[Lines of data]
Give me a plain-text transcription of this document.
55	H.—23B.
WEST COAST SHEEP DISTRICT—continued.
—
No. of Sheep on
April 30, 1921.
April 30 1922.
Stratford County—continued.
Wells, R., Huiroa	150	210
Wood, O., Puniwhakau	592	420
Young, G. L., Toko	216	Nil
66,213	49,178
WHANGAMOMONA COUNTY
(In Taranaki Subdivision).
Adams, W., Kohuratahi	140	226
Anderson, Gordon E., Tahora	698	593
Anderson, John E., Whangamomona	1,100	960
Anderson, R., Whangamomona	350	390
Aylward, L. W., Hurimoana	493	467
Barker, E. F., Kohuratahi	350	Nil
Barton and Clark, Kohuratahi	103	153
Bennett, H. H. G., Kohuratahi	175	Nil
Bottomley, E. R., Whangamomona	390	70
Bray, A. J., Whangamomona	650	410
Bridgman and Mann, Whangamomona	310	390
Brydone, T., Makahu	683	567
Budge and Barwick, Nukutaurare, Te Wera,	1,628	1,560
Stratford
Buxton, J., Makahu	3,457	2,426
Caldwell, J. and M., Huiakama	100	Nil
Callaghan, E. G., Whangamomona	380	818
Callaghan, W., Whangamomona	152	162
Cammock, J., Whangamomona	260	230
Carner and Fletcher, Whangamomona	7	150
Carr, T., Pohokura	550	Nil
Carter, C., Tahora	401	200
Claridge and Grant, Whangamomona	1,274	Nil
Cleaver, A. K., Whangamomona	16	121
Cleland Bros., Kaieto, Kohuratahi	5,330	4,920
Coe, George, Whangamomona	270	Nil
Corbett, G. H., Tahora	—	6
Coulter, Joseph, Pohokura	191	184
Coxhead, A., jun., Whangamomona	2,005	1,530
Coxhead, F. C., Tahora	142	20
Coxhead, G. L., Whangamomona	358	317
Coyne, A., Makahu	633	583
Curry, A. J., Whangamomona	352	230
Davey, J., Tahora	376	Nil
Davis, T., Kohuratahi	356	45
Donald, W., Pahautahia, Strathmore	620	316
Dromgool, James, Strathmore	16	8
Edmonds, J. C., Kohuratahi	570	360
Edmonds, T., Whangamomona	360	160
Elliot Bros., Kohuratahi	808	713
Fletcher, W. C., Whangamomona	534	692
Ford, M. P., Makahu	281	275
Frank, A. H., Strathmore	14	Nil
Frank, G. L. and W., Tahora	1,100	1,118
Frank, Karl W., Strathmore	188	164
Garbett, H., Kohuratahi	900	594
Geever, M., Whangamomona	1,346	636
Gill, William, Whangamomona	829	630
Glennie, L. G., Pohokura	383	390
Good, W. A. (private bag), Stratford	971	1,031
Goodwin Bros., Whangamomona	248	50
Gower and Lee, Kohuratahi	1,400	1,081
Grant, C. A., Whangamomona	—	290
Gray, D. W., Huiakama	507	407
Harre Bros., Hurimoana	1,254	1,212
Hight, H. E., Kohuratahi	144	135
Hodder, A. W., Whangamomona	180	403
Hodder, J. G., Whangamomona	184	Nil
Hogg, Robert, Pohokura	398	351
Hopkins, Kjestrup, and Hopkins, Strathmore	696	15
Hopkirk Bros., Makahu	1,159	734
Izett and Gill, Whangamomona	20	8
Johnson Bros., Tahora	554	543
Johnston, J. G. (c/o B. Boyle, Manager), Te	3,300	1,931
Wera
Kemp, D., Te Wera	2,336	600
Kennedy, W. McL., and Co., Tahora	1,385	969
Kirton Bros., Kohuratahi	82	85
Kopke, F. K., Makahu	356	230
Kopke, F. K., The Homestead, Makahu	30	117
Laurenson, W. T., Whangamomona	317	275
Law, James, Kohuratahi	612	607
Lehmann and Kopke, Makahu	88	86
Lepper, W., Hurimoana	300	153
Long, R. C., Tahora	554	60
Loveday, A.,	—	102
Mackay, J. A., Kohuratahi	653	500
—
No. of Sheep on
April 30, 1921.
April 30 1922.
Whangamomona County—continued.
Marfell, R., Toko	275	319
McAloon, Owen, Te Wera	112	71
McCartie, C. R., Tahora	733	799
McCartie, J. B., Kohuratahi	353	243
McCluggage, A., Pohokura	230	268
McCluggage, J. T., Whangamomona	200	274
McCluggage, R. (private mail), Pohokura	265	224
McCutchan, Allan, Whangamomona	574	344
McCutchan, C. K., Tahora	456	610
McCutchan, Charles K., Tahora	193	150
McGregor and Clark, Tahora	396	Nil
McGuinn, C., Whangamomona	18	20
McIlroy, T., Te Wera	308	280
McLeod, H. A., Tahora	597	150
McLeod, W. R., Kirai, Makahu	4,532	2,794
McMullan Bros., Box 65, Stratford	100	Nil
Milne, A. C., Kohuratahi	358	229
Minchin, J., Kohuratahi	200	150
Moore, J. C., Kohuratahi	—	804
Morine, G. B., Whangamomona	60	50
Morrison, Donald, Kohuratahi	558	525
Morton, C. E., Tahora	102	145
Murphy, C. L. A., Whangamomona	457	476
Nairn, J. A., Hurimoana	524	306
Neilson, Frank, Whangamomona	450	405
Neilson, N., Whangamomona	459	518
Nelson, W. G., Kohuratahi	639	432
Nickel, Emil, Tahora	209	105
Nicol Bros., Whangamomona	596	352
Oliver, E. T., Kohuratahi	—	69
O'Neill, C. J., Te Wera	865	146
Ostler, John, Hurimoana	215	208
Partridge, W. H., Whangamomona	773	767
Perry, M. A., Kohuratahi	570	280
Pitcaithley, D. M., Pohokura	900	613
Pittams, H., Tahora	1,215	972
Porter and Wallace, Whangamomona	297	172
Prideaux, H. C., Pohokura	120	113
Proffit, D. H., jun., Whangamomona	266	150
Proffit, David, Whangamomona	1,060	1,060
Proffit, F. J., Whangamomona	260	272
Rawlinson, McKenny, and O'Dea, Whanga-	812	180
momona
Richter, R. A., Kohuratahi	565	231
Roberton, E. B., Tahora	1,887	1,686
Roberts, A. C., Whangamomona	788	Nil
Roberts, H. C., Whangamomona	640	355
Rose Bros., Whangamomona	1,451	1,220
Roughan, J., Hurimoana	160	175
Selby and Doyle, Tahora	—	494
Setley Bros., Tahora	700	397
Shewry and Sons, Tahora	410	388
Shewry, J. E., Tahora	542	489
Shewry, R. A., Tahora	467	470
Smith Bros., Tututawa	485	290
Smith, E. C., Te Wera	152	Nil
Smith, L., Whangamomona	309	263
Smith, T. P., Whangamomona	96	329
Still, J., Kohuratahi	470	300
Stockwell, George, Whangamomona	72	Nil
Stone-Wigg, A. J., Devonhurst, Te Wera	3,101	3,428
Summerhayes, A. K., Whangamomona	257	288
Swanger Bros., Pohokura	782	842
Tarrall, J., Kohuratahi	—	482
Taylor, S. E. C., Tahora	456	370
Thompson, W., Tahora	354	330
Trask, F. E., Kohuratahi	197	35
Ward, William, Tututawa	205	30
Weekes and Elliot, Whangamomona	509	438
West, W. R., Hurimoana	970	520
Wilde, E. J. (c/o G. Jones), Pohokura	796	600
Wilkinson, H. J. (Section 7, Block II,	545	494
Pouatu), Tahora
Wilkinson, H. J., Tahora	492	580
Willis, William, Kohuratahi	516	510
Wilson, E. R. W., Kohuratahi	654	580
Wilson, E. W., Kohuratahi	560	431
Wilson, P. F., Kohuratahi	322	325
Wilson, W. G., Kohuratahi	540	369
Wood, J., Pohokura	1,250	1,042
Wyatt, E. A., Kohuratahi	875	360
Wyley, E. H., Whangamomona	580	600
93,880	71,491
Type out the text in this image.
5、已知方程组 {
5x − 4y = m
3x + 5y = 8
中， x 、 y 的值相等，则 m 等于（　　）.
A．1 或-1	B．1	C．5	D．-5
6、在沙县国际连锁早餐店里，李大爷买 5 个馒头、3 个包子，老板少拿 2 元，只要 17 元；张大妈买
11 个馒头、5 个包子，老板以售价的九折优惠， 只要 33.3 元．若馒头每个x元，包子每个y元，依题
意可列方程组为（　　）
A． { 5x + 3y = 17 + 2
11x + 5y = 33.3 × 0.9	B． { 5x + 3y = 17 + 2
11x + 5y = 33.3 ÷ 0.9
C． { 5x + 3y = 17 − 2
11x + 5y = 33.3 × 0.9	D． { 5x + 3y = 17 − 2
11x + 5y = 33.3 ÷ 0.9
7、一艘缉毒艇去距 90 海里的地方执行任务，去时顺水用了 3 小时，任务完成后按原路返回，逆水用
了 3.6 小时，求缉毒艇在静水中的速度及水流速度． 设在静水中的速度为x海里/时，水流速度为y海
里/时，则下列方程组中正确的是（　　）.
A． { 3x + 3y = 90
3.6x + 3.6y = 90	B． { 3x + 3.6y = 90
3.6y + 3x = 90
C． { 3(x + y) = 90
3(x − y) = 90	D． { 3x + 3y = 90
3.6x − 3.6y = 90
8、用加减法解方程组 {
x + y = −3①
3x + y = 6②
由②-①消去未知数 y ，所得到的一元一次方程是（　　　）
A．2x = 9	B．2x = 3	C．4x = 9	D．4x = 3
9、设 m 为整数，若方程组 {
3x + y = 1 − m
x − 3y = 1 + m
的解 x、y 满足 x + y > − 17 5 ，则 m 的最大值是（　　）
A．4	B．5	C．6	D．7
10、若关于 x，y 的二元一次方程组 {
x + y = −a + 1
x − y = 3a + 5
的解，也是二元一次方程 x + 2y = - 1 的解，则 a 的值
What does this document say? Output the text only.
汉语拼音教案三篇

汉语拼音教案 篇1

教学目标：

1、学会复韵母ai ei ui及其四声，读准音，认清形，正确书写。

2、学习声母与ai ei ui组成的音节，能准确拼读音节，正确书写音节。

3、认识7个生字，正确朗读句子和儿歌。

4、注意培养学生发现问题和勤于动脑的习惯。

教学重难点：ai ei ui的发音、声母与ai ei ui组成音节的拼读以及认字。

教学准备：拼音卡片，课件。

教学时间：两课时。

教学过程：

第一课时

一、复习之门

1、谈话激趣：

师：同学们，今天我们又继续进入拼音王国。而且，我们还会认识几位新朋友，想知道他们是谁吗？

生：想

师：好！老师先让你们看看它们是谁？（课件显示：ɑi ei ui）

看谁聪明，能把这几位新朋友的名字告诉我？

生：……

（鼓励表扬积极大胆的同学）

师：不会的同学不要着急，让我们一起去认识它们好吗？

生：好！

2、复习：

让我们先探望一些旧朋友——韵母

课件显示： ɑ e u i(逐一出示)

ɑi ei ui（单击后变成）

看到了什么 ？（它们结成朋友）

§ INSTRUCTIONS FOR THE TASK: Everything from the line that contains "What does this" through the end of the records must be duplicated exactly, and nothing outside that range.

§ TASK RESPONSE:
What does this document say? Output the text only.
汉语拼音教案三篇

汉语拼音教案 篇1

教学目标：

1、学会复韵母ai ei ui及其四声，读准音，认清形，正确书写。

2、学习声母与ai ei ui组成的音节，能准确拼读音节，正确书写音节。

3、认识7个生字，正确朗读句子和儿歌。

4、注意培养学生发现问题和勤于动脑的习惯。

教学重难点：ai ei ui的发音、声母与ai ei ui组成音节的拼读以及认字。

教学准备：拼音卡片，课件。

教学时间：两课时。

教学过程：

第一课时

一、复习之门

1、谈话激趣：

师：同学们，今天我们又继续进入拼音王国。而且，我们还会认识几位新朋友，想知道他们是谁吗？

生：想

师：好！老师先让你们看看它们是谁？（课件显示：ɑi ei ui）

看谁聪明，能把这几位新朋友的名字告诉我？

生：……

（鼓励表扬积极大胆的同学）

师：不会的同学不要着急，让我们一起去认识它们好吗？

生：好！

2、复习：

让我们先探望一些旧朋友——韵母

课件显示： ɑ e u i(逐一出示)

ɑi ei ui（单击后变成）

看到了什么 ？（它们结成朋友）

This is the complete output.